══ Exercise data

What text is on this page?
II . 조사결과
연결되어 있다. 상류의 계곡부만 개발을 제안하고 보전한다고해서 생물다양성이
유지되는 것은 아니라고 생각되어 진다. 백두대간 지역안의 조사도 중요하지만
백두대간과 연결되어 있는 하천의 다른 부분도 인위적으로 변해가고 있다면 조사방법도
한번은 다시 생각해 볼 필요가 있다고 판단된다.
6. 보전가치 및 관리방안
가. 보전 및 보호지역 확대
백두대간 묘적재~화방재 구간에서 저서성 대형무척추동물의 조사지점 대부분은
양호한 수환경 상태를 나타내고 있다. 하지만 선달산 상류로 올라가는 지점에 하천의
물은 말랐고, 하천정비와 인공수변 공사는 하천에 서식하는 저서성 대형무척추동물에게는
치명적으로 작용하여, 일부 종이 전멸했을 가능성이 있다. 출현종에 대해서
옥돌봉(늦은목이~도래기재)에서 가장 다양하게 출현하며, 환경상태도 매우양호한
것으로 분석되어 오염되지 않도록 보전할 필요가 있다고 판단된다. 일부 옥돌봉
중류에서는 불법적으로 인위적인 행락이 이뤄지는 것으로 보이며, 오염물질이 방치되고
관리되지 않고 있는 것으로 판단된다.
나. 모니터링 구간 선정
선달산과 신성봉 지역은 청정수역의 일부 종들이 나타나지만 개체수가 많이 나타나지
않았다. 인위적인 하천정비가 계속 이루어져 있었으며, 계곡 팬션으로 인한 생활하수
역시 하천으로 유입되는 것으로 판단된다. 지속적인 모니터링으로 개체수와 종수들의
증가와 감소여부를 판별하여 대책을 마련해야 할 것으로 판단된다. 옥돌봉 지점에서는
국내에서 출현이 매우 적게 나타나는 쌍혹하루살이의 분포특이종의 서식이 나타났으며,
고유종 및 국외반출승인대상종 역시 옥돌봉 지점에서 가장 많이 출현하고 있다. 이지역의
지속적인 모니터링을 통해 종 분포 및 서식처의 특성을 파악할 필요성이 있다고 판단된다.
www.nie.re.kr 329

════

* Written task *
Type out the material again exactly as presented.

* Output of the exercise *
What text is on this page?
II . 조사결과
연결되어 있다. 상류의 계곡부만 개발을 제안하고 보전한다고해서 생물다양성이
유지되는 것은 아니라고 생각되어 진다. 백두대간 지역안의 조사도 중요하지만
백두대간과 연결되어 있는 하천의 다른 부분도 인위적으로 변해가고 있다면 조사방법도
한번은 다시 생각해 볼 필요가 있다고 판단된다.
6. 보전가치 및 관리방안
가. 보전 및 보호지역 확대
백두대간 묘적재~화방재 구간에서 저서성 대형무척추동물의 조사지점 대부분은
양호한 수환경 상태를 나타내고 있다. 하지만 선달산 상류로 올라가는 지점에 하천의
물은 말랐고, 하천정비와 인공수변 공사는 하천에 서식하는 저서성 대형무척추동물에게는
치명적으로 작용하여, 일부 종이 전멸했을 가능성이 있다. 출현종에 대해서
옥돌봉(늦은목이~도래기재)에서 가장 다양하게 출현하며, 환경상태도 매우양호한
것으로 분석되어 오염되지 않도록 보전할 필요가 있다고 판단된다. 일부 옥돌봉
중류에서는 불법적으로 인위적인 행락이 이뤄지는 것으로 보이며, 오염물질이 방치되고
관리되지 않고 있는 것으로 판단된다.
나. 모니터링 구간 선정
선달산과 신성봉 지역은 청정수역의 일부 종들이 나타나지만 개체수가 많이 나타나지
않았다. 인위적인 하천정비가 계속 이루어져 있었으며, 계곡 팬션으로 인한 생활하수
역시 하천으로 유입되는 것으로 판단된다. 지속적인 모니터링으로 개체수와 종수들의
증가와 감소여부를 판별하여 대책을 마련해야 할 것으로 판단된다. 옥돌봉 지점에서는
국내에서 출현이 매우 적게 나타나는 쌍혹하루살이의 분포특이종의 서식이 나타났으며,
고유종 및 국외반출승인대상종 역시 옥돌봉 지점에서 가장 많이 출현하고 있다. 이지역의
지속적인 모니터링을 통해 종 분포 및 서식처의 특성을 파악할 필요성이 있다고 판단된다.
www.nie.re.kr 329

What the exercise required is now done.